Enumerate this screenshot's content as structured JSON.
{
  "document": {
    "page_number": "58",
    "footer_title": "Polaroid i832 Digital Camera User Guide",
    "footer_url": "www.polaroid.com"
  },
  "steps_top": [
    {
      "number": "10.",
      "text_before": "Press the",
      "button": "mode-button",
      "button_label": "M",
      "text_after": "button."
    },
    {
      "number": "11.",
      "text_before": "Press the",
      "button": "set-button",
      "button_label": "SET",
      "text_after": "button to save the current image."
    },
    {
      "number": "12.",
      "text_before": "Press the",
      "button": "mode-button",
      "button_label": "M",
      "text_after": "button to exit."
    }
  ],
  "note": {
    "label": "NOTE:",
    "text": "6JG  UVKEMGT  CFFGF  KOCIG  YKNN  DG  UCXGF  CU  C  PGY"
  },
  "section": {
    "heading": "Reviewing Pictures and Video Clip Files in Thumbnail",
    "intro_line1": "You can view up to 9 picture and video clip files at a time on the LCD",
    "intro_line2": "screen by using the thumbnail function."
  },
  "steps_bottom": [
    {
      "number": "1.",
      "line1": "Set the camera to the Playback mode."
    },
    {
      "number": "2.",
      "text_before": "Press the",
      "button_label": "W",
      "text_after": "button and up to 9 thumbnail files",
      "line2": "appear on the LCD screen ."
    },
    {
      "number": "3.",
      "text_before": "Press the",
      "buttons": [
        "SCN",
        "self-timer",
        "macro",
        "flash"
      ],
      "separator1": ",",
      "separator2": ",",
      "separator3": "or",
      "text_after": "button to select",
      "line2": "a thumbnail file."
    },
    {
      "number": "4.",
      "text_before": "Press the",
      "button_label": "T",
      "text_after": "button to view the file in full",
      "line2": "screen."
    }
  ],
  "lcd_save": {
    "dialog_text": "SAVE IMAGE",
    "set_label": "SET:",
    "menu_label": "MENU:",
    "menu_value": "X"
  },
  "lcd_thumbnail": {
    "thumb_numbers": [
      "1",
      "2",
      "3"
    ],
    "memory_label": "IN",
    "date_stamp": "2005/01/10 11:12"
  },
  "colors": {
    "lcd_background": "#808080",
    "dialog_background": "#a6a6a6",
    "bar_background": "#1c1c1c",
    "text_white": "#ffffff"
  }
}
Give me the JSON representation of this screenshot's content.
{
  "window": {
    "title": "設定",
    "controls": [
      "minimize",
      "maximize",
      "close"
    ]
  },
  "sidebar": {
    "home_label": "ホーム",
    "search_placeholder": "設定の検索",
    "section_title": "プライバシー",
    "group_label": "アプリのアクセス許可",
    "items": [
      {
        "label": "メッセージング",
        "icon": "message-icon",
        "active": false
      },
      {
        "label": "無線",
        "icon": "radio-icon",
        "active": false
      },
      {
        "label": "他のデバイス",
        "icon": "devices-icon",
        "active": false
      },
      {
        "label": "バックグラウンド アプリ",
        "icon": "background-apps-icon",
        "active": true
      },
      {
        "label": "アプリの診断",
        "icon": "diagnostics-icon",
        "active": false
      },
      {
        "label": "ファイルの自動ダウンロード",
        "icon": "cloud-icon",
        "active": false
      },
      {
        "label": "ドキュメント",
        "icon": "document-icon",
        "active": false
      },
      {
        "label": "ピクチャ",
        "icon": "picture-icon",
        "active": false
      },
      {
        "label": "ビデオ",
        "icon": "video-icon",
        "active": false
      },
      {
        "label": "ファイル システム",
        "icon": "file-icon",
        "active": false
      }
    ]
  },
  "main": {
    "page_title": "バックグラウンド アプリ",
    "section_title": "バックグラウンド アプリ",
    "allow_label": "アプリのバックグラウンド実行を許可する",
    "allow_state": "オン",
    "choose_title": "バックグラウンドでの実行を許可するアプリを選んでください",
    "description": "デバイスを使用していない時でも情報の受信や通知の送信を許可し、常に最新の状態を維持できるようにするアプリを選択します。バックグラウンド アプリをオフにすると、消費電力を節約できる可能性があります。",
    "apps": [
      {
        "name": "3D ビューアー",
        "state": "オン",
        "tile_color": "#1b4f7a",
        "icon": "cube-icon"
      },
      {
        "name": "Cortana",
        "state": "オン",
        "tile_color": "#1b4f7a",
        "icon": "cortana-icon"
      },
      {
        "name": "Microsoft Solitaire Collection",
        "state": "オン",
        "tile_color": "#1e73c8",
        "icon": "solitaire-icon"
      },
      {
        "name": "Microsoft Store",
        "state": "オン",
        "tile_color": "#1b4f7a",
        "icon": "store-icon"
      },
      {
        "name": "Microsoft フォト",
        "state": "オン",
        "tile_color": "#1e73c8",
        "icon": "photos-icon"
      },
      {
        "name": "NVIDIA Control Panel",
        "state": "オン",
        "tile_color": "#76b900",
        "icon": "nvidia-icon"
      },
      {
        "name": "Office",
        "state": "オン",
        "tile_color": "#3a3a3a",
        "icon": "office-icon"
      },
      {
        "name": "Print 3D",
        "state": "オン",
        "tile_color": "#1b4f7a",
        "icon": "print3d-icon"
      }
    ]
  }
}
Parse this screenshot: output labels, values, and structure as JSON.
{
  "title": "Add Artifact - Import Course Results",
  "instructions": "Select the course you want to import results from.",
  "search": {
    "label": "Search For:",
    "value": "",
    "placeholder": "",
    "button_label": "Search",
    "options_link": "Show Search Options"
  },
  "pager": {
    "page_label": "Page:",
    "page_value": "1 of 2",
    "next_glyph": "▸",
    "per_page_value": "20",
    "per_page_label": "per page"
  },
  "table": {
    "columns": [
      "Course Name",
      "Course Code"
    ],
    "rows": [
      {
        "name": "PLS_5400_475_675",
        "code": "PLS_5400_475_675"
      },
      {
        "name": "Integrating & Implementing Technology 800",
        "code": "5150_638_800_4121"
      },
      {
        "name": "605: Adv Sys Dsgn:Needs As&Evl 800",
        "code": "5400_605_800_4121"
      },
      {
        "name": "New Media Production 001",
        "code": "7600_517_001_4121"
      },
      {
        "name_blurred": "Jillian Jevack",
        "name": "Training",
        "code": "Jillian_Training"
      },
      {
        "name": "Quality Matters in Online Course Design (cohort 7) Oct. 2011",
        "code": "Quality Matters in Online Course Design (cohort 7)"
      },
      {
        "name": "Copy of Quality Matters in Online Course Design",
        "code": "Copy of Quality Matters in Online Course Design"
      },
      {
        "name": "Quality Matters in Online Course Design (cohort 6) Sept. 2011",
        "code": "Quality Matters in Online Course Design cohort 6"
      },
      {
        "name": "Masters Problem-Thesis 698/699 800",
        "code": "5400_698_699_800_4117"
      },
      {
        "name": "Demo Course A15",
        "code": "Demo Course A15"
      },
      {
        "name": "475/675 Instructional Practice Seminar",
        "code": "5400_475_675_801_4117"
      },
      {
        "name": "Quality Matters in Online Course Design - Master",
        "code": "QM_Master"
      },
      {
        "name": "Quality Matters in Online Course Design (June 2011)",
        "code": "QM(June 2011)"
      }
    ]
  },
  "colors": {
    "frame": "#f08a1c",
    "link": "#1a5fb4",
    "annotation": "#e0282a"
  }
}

- [What is required] Identify each line in the records above containing the word "Online"; copy those lines.

- [Solution to the problem]
        "name": "Quality Matters in Online Course Design (cohort 7) Oct. 2011",
        "code": "Quality Matters in Online Course Design (cohort 7)"
        "name": "Copy of Quality Matters in Online Course Design",
        "code": "Copy of Quality Matters in Online Course Design"
        "name": "Quality Matters in Online Course Design (cohort 6) Sept. 2011",
        "code": "Quality Matters in Online Course Design cohort 6"
        "name": "Quality Matters in Online Course Design - Master",
        "name": "Quality Matters in Online Course Design (June 2011)",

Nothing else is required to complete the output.